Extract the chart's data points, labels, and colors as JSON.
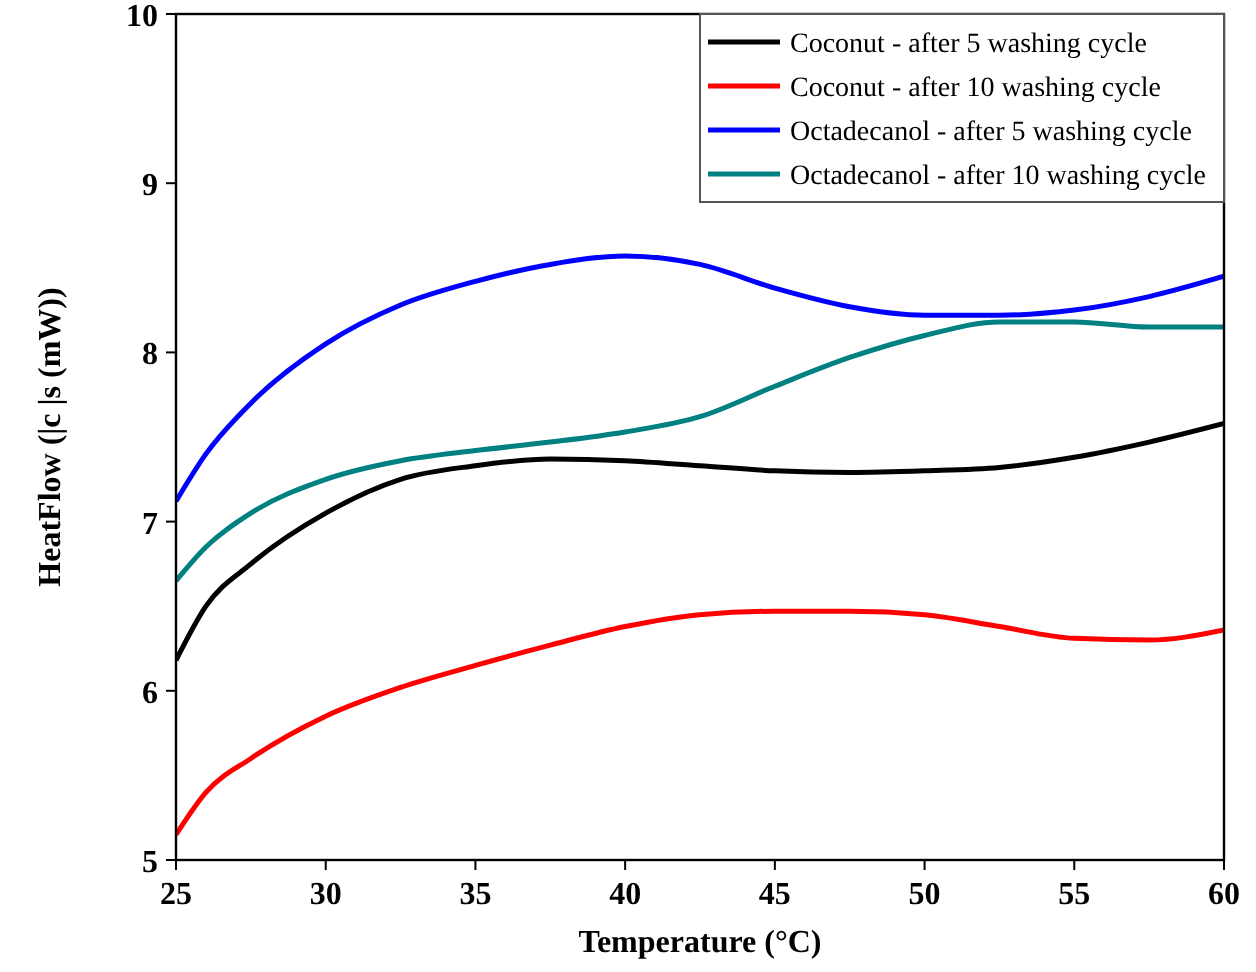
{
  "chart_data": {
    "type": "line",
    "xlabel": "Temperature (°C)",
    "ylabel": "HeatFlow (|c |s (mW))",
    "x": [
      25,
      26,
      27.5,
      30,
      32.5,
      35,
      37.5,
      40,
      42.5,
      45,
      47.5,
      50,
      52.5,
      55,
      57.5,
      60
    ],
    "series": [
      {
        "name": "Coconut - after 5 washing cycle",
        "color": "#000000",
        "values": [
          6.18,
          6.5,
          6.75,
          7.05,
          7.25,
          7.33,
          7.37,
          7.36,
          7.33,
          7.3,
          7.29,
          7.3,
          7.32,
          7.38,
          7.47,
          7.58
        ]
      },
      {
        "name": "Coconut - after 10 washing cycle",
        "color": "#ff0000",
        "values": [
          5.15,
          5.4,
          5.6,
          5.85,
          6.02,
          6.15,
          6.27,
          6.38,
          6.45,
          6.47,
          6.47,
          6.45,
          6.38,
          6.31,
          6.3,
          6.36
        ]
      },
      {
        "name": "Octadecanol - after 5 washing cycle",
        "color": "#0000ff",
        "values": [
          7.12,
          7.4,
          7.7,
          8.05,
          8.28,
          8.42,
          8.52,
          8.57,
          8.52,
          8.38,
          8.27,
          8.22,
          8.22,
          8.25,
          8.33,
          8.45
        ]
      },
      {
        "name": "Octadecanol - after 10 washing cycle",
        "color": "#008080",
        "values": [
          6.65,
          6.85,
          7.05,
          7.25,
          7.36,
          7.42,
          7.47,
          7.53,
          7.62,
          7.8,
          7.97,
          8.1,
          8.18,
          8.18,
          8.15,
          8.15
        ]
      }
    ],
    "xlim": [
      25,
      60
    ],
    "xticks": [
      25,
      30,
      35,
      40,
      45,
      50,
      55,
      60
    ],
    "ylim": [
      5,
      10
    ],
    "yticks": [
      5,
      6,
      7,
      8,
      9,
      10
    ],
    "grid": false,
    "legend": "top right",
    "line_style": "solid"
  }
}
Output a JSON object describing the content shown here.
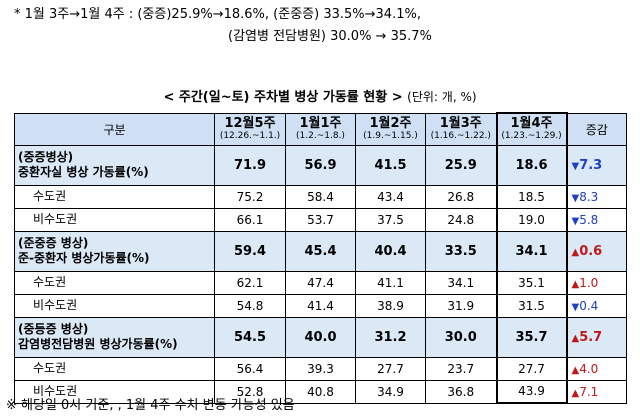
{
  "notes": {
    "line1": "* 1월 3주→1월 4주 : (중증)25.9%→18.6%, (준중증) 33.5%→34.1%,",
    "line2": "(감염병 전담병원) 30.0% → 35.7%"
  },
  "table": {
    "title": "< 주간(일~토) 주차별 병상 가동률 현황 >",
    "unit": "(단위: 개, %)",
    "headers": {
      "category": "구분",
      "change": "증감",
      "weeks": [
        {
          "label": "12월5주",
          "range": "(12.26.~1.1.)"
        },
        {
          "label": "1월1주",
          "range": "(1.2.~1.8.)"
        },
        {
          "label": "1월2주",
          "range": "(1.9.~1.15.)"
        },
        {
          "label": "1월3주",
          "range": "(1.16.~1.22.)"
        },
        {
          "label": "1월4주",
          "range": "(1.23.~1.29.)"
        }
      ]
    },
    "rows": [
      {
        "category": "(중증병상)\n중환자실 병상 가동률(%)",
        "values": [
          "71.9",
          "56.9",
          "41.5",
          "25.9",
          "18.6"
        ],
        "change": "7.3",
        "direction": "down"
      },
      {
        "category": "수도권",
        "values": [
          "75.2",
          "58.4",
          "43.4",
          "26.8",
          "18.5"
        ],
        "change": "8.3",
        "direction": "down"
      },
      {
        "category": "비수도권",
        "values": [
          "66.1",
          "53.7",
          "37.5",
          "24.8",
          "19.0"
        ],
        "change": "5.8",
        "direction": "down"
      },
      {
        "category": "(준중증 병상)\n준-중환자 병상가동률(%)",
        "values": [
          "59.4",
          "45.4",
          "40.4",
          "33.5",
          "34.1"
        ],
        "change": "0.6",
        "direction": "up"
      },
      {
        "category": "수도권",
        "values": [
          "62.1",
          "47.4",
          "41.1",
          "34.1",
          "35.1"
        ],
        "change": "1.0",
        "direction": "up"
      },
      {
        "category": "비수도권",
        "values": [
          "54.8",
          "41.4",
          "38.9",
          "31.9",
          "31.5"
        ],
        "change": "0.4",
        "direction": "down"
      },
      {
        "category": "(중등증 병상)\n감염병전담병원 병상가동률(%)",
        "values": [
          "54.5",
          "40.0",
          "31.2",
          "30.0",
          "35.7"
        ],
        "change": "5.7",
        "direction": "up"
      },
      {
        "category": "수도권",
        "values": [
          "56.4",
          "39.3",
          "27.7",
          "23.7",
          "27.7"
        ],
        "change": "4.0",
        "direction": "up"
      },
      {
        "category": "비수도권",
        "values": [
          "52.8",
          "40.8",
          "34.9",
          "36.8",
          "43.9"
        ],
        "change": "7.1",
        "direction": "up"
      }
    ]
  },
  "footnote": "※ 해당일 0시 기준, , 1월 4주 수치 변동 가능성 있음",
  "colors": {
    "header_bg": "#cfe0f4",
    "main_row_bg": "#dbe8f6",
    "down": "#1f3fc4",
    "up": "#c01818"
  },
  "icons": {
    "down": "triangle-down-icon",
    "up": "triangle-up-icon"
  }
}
■ ■ ■ ■ ■
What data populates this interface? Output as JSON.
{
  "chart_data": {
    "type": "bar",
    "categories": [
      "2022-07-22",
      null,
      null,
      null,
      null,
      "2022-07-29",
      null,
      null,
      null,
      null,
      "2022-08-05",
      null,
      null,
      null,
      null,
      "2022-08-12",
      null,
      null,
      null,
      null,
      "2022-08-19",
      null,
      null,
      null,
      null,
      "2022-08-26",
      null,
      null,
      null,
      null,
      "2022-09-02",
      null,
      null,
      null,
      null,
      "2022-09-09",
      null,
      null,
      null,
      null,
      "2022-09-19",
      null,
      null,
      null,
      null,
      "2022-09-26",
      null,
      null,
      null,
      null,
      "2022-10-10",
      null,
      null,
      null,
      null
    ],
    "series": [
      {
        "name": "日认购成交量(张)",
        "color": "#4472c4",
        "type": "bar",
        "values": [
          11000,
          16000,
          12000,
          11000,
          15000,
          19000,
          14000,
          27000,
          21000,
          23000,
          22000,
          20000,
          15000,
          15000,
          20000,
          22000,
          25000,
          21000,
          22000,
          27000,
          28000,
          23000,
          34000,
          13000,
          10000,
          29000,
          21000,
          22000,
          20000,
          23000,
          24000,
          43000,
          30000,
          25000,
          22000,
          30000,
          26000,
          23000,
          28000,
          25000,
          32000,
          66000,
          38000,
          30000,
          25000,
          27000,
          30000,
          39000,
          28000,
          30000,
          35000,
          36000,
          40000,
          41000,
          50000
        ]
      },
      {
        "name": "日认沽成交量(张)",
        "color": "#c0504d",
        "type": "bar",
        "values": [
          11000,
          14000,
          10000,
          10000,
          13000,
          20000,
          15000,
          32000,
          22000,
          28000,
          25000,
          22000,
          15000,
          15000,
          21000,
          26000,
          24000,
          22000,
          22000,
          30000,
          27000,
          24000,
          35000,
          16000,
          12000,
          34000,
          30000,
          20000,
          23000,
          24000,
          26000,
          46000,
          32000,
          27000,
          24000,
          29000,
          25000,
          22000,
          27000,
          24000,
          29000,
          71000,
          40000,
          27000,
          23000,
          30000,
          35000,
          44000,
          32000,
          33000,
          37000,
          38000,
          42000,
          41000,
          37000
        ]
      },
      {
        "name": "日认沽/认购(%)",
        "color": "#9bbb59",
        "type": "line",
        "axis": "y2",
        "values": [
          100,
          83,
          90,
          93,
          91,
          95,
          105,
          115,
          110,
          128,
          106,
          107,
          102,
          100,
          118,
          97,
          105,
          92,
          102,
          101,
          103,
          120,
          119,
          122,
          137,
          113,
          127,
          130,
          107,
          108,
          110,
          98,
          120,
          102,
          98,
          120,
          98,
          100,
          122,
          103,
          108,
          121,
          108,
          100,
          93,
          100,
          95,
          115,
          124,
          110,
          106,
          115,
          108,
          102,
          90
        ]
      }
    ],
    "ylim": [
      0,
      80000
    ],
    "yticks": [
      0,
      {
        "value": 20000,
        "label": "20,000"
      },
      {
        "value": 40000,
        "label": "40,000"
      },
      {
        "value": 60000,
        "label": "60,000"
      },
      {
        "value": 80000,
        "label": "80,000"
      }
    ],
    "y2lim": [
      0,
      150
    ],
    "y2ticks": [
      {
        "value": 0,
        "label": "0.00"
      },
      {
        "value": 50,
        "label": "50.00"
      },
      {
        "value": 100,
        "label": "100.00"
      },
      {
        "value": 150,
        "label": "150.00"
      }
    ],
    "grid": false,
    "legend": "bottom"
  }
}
■ ■ ■ ■ ■
From the data, pick out every line that includes "type".

Written response →
    "type": "line",
    "type": "bar",
        "type": "bar",
        "type": "bar",
        "type": "line",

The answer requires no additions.